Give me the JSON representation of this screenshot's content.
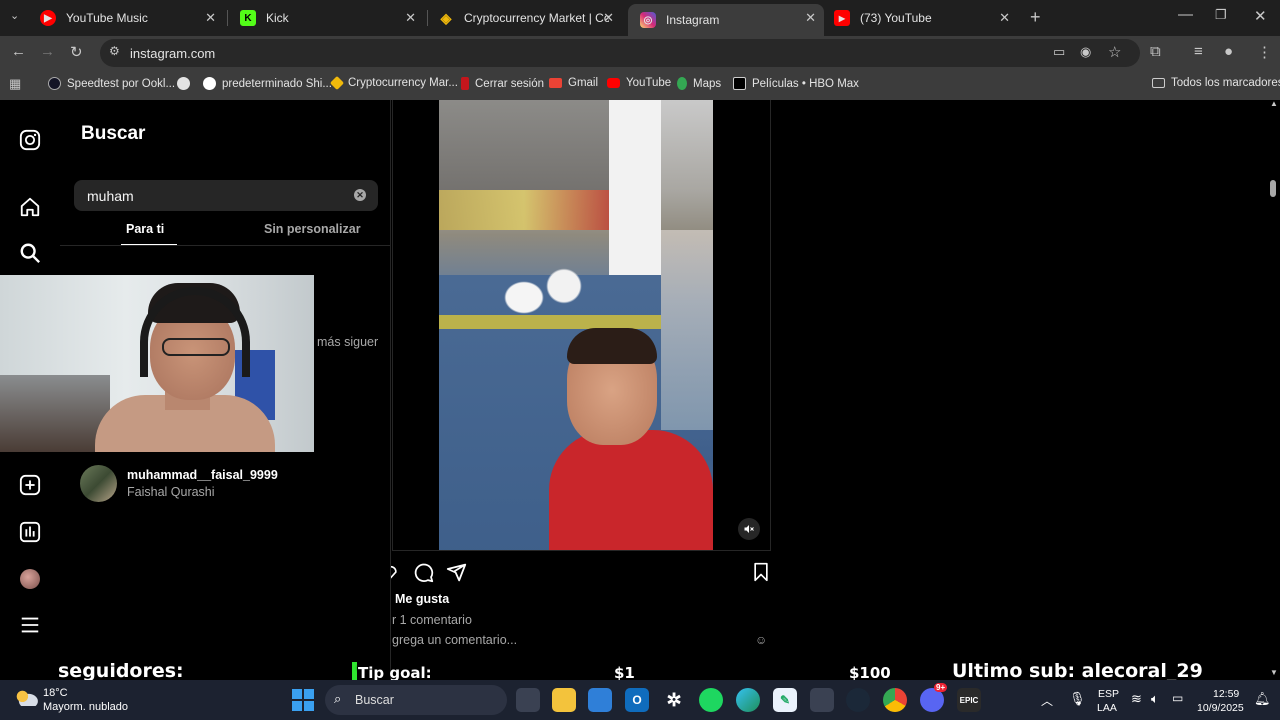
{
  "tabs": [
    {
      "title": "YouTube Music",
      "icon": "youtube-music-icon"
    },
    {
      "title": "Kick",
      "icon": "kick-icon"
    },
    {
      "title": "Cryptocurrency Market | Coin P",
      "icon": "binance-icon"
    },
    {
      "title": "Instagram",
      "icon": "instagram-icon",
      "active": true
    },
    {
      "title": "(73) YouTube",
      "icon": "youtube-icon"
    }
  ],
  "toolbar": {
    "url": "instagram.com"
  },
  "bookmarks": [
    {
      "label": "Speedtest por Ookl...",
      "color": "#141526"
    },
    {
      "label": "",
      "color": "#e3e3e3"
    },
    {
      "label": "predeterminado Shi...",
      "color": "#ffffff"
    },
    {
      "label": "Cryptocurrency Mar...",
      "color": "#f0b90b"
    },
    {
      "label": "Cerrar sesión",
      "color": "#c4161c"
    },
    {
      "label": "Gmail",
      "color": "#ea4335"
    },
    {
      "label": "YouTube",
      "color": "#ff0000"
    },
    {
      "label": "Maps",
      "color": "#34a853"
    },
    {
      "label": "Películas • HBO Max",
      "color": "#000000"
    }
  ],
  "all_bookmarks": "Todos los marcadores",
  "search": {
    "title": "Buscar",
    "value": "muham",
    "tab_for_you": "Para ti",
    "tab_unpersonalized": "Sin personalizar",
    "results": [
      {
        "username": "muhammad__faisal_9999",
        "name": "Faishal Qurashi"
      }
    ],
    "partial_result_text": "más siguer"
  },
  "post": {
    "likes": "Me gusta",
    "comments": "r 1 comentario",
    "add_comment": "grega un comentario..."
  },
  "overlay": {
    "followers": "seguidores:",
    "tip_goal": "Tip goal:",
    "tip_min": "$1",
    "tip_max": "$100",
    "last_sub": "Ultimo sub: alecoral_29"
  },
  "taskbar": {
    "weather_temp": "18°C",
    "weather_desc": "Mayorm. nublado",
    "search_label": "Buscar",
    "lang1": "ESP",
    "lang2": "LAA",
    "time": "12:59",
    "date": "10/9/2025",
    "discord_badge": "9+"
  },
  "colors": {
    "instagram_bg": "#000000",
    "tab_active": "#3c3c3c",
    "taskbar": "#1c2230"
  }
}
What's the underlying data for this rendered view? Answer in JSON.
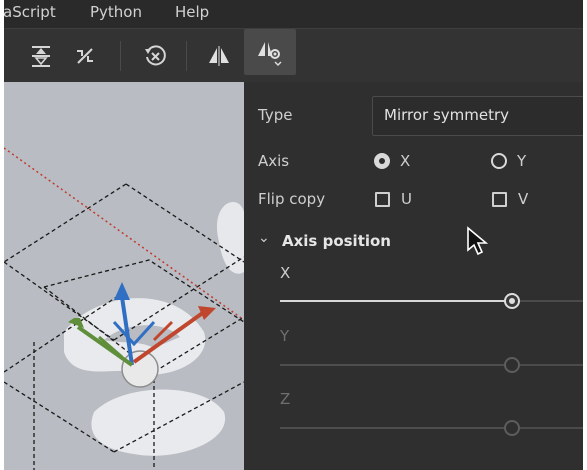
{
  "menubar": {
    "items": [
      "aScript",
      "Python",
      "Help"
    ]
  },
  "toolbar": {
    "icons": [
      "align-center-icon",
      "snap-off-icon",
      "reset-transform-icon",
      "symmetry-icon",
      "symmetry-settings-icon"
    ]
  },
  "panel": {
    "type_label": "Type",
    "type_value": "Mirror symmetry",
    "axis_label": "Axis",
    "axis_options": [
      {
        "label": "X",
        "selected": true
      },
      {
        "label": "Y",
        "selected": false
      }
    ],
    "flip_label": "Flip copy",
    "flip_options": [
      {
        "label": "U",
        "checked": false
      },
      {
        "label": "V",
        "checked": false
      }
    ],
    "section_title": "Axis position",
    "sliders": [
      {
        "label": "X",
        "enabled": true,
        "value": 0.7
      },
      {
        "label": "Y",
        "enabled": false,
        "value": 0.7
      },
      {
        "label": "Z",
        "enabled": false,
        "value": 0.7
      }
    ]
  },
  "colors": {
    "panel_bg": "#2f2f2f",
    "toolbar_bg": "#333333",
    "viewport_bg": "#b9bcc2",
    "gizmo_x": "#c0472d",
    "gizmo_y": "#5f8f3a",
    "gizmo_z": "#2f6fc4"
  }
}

◆ **EXERCISE PROMPT**: Copy exactly the lines from the line containing "What's the underlying" through the last line of the records above, both included, and leave out any pictures.

◆ **FINISHED ANSWER**:
What's the underlying data for this rendered view? Answer in JSON.
{
  "menubar": {
    "items": [
      "aScript",
      "Python",
      "Help"
    ]
  },
  "toolbar": {
    "icons": [
      "align-center-icon",
      "snap-off-icon",
      "reset-transform-icon",
      "symmetry-icon",
      "symmetry-settings-icon"
    ]
  },
  "panel": {
    "type_label": "Type",
    "type_value": "Mirror symmetry",
    "axis_label": "Axis",
    "axis_options": [
      {
        "label": "X",
        "selected": true
      },
      {
        "label": "Y",
        "selected": false
      }
    ],
    "flip_label": "Flip copy",
    "flip_options": [
      {
        "label": "U",
        "checked": false
      },
      {
        "label": "V",
        "checked": false
      }
    ],
    "section_title": "Axis position",
    "sliders": [
      {
        "label": "X",
        "enabled": true,
        "value": 0.7
      },
      {
        "label": "Y",
        "enabled": false,
        "value": 0.7
      },
      {
        "label": "Z",
        "enabled": false,
        "value": 0.7
      }
    ]
  },
  "colors": {
    "panel_bg": "#2f2f2f",
    "toolbar_bg": "#333333",
    "viewport_bg": "#b9bcc2",
    "gizmo_x": "#c0472d",
    "gizmo_y": "#5f8f3a",
    "gizmo_z": "#2f6fc4"
  }
}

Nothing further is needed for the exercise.